** Written task **
Every line that holds "siasi" should be shown.

** Data for the task **

==========

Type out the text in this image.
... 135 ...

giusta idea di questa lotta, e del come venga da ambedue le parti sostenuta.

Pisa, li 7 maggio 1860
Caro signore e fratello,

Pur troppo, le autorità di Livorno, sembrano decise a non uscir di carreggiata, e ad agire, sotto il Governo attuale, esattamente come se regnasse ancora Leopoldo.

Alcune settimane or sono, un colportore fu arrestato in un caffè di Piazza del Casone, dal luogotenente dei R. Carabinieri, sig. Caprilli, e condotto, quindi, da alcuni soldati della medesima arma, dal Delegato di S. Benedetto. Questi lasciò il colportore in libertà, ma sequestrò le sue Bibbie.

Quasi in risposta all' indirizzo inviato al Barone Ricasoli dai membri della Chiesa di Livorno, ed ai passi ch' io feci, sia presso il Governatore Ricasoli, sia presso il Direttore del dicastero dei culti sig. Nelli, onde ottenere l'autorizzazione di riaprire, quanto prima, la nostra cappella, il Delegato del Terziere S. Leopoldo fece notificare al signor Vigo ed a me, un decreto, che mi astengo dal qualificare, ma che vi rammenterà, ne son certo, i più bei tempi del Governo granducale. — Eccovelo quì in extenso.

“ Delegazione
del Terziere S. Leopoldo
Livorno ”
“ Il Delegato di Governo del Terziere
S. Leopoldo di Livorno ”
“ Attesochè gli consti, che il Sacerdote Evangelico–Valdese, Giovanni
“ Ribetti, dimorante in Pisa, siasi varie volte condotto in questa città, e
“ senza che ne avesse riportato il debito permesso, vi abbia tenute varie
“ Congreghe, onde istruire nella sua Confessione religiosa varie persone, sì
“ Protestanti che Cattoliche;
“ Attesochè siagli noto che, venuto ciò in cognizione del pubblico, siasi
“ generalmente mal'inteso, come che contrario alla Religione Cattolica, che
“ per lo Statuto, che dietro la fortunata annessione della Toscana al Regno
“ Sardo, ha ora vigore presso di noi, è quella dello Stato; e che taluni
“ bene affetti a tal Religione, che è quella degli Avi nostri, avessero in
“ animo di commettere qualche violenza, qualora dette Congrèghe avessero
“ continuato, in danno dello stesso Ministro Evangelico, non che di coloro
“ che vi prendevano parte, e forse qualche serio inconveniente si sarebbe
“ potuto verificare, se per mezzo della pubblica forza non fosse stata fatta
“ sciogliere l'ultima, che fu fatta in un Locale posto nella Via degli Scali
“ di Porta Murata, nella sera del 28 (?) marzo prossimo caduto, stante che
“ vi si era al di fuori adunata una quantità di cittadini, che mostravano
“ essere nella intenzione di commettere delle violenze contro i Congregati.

==========

** Written solution **
“ Ribetti, dimorante in Pisa, siasi varie volte condotto in questa città, e
“ Attesochè siagli noto che, venuto ciò in cognizione del pubblico, siasi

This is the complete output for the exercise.